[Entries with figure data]

--------------------

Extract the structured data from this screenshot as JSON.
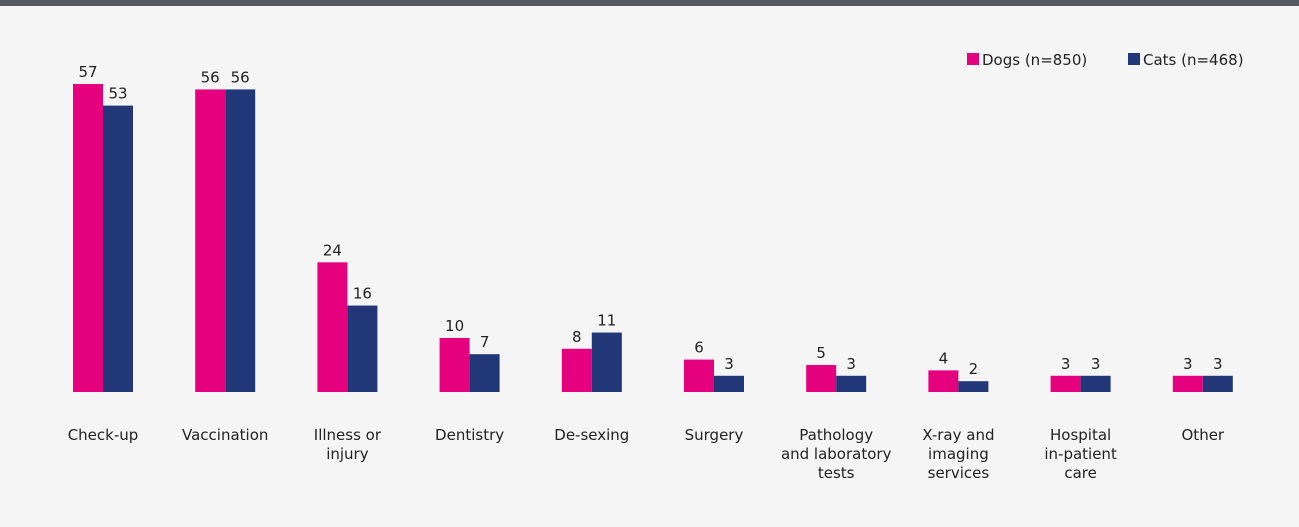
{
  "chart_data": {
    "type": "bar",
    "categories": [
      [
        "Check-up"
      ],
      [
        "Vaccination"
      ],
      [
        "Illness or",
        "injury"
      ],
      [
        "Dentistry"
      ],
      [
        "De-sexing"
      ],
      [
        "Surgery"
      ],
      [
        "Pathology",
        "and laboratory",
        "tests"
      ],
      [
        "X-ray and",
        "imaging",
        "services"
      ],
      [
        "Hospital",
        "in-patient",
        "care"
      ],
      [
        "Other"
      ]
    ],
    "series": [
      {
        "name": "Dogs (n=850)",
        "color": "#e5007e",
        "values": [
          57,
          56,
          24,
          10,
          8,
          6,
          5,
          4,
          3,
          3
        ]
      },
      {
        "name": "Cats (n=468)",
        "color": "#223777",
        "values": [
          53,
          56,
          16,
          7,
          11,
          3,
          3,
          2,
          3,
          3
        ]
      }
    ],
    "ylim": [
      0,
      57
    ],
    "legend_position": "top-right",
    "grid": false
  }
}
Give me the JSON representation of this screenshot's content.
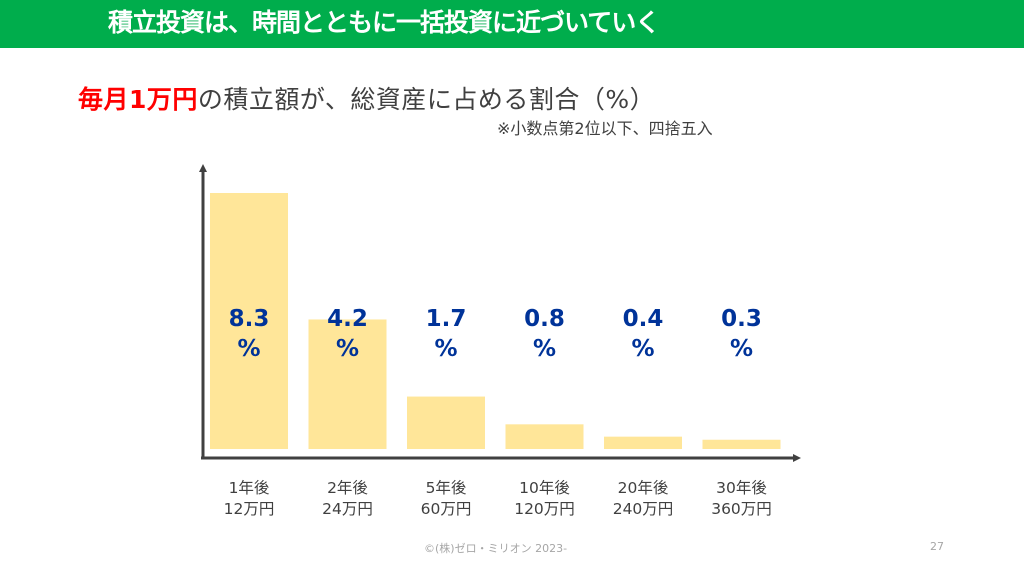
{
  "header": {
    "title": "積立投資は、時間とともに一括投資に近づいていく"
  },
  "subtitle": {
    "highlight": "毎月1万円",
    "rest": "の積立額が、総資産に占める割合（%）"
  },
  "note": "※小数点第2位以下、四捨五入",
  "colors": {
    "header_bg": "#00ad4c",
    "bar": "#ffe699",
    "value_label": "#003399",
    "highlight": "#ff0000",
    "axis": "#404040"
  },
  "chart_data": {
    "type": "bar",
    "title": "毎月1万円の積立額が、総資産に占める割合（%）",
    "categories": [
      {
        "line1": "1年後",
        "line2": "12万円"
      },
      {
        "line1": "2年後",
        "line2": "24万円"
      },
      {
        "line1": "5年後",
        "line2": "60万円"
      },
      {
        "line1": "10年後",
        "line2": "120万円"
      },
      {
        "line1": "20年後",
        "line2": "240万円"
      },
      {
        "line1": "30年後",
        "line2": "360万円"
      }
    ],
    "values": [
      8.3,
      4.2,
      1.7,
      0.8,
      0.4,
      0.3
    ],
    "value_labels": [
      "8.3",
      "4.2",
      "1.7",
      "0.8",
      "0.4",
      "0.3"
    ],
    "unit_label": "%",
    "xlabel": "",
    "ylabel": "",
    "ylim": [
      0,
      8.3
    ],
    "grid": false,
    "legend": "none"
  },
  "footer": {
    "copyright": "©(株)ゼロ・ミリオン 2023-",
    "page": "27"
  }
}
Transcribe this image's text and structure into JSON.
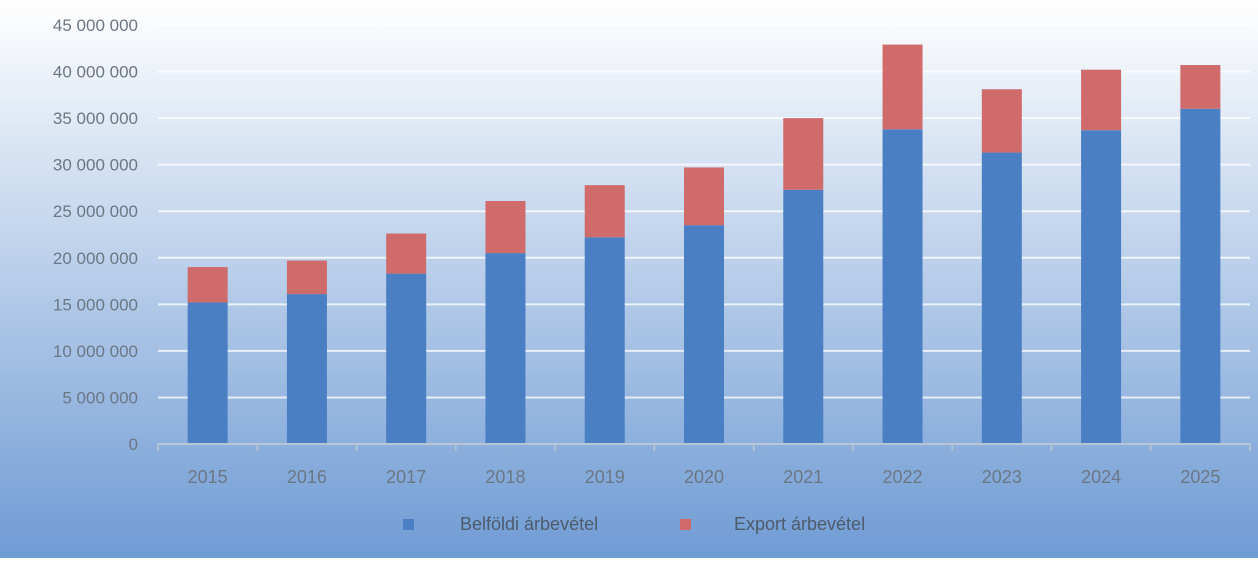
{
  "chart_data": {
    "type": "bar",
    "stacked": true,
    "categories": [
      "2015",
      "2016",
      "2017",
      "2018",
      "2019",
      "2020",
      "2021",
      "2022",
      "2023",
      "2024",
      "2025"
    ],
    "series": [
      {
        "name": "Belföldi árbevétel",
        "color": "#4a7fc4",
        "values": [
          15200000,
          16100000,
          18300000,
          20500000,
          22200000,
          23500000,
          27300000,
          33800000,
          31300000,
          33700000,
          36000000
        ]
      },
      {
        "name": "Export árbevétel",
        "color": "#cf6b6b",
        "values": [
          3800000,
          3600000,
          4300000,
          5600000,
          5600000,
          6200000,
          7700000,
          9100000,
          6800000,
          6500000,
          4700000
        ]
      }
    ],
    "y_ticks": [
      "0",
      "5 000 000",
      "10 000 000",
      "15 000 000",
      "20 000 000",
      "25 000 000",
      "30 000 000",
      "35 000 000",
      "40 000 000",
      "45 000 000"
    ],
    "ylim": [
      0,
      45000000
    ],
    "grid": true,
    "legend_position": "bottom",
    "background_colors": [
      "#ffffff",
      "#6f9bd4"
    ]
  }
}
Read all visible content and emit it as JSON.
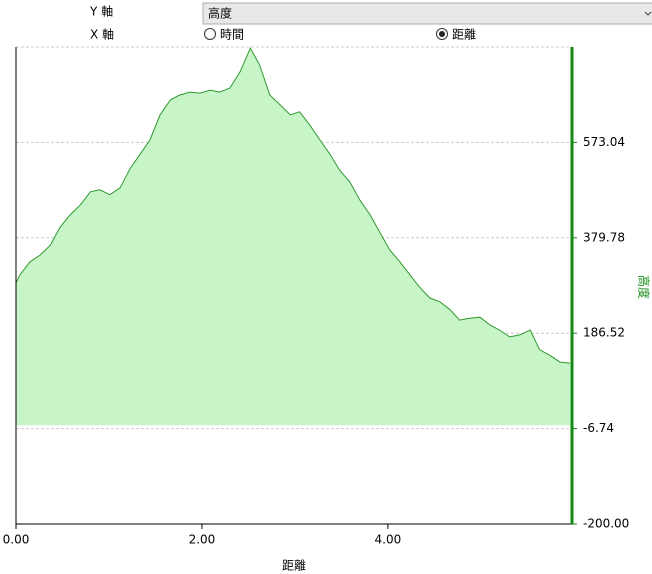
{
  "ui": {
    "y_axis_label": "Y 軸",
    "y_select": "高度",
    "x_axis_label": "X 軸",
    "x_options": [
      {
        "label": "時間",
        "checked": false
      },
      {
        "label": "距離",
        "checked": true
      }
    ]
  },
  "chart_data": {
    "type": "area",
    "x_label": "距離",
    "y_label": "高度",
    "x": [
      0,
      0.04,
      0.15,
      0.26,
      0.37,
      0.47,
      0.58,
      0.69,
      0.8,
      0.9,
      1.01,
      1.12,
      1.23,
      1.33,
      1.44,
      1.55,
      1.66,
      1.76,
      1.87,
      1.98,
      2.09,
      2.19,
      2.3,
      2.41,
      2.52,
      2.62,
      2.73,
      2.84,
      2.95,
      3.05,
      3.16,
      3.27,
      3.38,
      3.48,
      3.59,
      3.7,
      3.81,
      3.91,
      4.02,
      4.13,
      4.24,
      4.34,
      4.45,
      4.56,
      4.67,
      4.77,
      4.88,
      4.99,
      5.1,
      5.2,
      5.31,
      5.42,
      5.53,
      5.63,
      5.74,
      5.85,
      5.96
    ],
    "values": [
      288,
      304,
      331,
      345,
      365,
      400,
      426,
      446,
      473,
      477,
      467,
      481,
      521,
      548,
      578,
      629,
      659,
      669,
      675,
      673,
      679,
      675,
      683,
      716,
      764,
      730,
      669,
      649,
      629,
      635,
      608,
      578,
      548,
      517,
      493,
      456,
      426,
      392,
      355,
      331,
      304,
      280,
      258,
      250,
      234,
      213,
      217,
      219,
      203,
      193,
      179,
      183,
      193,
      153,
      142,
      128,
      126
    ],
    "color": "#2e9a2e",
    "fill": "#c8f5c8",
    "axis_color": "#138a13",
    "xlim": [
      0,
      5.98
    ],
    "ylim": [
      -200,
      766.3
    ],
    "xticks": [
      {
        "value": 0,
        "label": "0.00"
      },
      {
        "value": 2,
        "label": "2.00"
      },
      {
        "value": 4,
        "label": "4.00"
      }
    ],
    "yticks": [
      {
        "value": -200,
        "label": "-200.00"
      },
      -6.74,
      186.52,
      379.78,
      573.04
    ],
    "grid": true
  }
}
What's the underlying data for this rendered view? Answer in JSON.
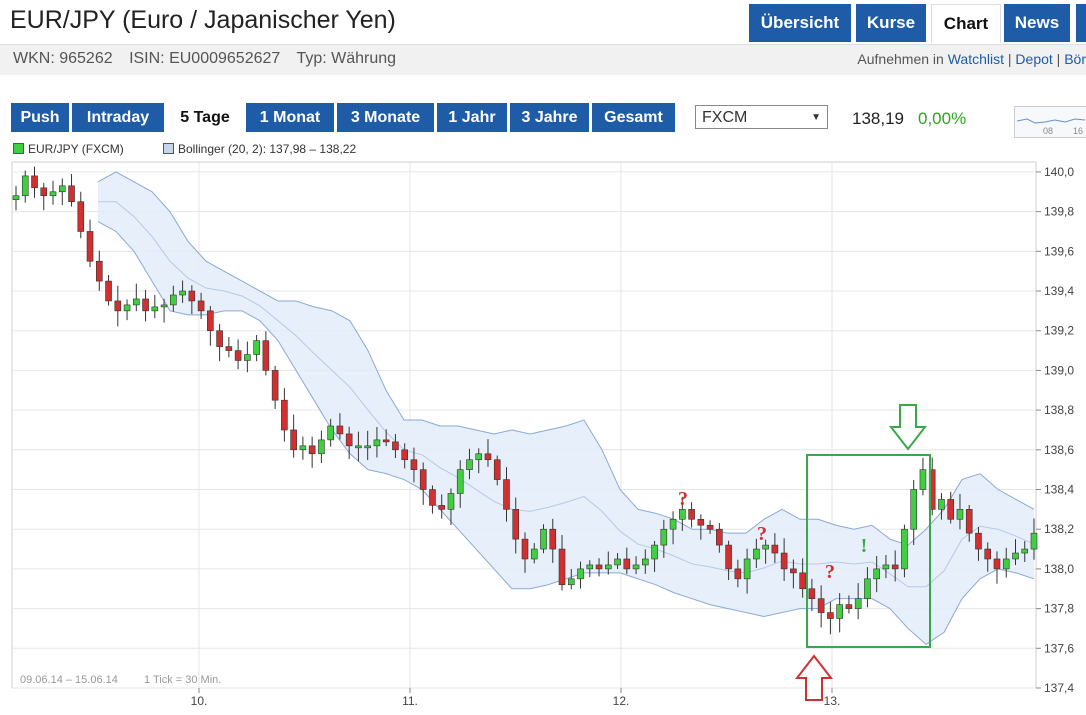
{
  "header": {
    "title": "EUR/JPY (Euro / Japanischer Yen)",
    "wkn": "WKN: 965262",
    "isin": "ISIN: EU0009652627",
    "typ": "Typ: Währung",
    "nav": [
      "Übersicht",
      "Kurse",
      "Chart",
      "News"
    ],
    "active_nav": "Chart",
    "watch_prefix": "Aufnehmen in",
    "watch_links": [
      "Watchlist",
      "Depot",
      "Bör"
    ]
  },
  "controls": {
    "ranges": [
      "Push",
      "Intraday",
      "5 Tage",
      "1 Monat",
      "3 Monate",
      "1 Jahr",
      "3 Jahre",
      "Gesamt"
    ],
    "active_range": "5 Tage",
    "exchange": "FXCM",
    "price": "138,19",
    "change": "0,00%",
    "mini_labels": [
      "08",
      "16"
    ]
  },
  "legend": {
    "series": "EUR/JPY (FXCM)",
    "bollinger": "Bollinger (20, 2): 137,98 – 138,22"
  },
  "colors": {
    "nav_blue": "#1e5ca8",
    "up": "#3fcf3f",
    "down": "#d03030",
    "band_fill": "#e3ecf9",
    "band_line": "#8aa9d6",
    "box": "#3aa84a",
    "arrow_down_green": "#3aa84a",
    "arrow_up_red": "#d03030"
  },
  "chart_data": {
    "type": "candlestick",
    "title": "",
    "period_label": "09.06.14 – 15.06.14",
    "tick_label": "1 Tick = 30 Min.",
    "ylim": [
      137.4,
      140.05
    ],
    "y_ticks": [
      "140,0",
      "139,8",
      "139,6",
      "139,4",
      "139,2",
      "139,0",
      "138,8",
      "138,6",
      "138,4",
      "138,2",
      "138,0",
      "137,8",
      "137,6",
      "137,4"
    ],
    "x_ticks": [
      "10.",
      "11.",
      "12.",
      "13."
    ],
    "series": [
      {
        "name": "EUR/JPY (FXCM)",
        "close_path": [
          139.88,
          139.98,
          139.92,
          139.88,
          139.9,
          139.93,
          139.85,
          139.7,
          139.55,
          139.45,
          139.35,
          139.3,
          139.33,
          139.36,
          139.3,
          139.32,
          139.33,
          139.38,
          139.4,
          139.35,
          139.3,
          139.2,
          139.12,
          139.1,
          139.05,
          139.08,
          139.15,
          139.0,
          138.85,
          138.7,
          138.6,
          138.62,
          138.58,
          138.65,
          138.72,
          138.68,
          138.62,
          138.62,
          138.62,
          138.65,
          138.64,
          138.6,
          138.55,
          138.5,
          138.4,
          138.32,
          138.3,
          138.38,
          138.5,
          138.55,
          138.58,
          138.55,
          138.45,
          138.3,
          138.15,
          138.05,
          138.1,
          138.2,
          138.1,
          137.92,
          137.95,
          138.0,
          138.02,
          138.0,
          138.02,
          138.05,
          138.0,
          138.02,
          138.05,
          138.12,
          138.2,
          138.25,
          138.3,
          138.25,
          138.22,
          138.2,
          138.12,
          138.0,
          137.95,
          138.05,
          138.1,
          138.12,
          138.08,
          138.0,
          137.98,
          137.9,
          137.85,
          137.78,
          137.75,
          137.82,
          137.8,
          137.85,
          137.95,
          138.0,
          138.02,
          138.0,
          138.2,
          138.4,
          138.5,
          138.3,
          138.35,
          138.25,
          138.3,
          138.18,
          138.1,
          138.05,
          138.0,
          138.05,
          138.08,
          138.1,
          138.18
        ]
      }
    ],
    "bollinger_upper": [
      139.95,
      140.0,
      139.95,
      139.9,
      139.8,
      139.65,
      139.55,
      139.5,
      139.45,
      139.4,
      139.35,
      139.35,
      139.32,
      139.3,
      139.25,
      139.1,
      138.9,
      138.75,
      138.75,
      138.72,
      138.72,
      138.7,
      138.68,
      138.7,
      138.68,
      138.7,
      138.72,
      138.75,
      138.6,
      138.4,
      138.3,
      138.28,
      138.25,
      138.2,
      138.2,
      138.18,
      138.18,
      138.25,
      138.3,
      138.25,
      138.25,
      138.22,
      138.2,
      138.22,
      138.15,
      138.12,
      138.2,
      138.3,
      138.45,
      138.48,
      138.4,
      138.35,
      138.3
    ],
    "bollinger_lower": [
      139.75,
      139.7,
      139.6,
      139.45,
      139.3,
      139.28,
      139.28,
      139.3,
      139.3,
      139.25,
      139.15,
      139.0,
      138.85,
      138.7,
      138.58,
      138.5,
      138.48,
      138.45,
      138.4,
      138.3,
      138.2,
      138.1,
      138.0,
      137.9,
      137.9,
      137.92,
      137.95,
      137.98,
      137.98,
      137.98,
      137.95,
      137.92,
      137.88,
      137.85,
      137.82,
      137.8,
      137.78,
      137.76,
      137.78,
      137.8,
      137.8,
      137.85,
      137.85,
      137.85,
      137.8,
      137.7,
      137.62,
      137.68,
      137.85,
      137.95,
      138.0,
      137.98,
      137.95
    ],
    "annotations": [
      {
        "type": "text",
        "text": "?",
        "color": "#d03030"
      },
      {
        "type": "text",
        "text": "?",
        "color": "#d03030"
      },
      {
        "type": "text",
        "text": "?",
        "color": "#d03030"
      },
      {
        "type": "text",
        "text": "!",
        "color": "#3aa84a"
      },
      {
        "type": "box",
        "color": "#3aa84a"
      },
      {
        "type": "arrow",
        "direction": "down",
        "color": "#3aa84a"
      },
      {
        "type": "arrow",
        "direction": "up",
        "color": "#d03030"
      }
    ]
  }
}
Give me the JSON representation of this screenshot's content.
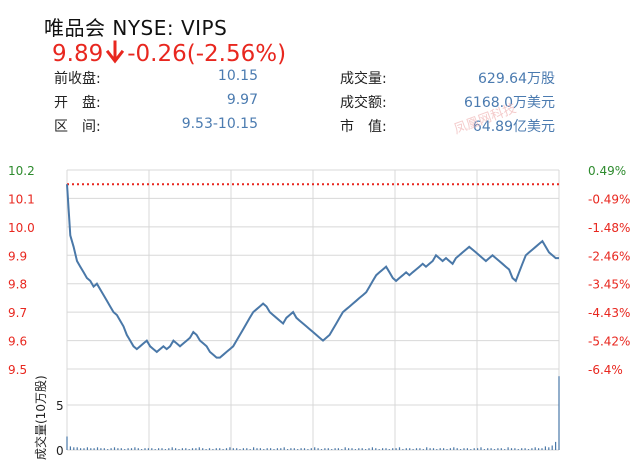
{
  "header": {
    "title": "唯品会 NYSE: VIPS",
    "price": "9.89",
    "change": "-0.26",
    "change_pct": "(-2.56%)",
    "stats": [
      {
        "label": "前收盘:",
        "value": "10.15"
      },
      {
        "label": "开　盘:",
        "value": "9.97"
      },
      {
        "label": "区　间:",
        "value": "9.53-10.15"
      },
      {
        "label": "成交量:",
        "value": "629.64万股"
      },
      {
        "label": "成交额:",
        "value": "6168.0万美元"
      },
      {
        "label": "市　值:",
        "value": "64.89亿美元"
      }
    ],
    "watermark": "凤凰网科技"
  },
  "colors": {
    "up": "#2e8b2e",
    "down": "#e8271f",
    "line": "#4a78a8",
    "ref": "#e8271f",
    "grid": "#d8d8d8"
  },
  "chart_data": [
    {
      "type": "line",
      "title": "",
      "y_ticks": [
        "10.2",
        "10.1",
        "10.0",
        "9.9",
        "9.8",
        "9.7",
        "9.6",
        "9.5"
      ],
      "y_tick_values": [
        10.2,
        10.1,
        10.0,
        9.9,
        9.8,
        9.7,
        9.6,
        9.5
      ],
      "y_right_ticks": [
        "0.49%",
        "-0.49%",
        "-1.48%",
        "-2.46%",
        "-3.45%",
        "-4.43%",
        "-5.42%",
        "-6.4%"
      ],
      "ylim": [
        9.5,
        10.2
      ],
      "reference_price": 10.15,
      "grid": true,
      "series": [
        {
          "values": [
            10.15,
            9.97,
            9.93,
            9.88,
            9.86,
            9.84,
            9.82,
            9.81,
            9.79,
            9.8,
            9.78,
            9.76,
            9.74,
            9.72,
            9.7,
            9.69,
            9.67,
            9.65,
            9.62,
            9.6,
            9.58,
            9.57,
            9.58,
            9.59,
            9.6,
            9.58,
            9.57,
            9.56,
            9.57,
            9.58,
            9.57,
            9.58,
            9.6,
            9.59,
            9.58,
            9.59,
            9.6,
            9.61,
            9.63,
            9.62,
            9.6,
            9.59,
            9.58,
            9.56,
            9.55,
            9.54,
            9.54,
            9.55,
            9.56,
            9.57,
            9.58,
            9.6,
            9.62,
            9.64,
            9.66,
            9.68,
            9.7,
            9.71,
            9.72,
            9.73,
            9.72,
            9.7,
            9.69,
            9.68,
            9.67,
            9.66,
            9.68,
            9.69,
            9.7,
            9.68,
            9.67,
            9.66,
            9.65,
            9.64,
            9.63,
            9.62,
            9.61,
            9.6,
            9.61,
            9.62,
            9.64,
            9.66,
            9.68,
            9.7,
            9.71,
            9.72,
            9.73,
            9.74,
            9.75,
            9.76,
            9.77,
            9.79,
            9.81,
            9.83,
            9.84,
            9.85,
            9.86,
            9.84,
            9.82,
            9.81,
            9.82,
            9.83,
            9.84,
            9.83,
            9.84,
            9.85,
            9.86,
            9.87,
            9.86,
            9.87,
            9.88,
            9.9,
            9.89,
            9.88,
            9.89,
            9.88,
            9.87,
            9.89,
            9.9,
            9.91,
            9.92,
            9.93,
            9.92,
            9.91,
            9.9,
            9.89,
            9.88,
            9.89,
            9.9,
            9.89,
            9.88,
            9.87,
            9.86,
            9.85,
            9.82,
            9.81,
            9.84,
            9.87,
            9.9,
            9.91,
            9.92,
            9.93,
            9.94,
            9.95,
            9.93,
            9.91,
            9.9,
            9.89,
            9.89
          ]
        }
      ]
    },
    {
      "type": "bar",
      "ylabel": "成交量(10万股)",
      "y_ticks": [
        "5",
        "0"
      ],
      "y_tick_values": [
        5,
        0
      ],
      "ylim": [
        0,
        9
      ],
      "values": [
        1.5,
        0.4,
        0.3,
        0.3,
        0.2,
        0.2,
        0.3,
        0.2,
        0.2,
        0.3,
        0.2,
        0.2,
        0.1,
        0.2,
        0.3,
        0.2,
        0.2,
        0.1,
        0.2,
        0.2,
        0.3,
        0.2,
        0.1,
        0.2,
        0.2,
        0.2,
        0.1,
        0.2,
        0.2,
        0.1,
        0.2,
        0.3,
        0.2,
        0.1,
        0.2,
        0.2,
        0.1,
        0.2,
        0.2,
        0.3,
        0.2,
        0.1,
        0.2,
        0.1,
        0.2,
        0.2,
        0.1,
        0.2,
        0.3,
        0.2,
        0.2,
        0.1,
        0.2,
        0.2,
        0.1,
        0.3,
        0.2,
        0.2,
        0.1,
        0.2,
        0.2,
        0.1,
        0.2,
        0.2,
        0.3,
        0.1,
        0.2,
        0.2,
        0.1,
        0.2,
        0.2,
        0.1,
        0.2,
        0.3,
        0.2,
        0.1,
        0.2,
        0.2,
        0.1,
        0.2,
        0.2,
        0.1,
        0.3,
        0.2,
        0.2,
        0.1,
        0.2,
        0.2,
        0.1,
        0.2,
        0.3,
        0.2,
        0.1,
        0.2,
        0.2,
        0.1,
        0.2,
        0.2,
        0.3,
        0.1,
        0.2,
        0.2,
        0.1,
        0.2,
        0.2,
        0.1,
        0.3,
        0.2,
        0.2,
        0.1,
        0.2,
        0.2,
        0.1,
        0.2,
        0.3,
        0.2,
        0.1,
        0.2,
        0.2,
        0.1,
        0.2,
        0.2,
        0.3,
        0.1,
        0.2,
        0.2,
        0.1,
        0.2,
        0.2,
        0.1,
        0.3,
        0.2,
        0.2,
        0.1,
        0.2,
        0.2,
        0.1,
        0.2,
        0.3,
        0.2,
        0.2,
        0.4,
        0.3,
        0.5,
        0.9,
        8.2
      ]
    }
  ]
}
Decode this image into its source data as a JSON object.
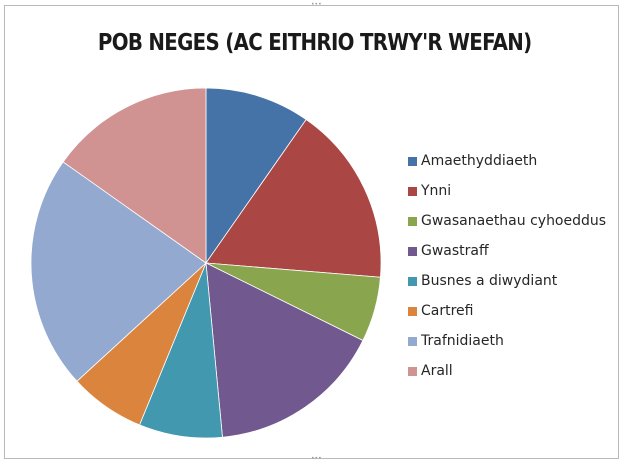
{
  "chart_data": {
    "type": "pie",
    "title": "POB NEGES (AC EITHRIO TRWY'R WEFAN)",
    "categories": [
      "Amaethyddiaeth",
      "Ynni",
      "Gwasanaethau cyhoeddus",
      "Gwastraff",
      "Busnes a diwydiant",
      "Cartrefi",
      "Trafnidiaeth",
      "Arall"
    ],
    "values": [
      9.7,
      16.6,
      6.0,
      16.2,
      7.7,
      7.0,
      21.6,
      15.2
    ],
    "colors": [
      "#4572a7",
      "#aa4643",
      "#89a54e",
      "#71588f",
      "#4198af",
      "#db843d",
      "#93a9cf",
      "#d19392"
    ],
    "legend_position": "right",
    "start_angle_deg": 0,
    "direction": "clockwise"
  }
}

--------------------

# Your goal
Copy every line of the entries above in which "árbevétel" occurs.

# Solution to the problem
        "name": "Belföldi árbevétel",
        "name": "Export árbevétel",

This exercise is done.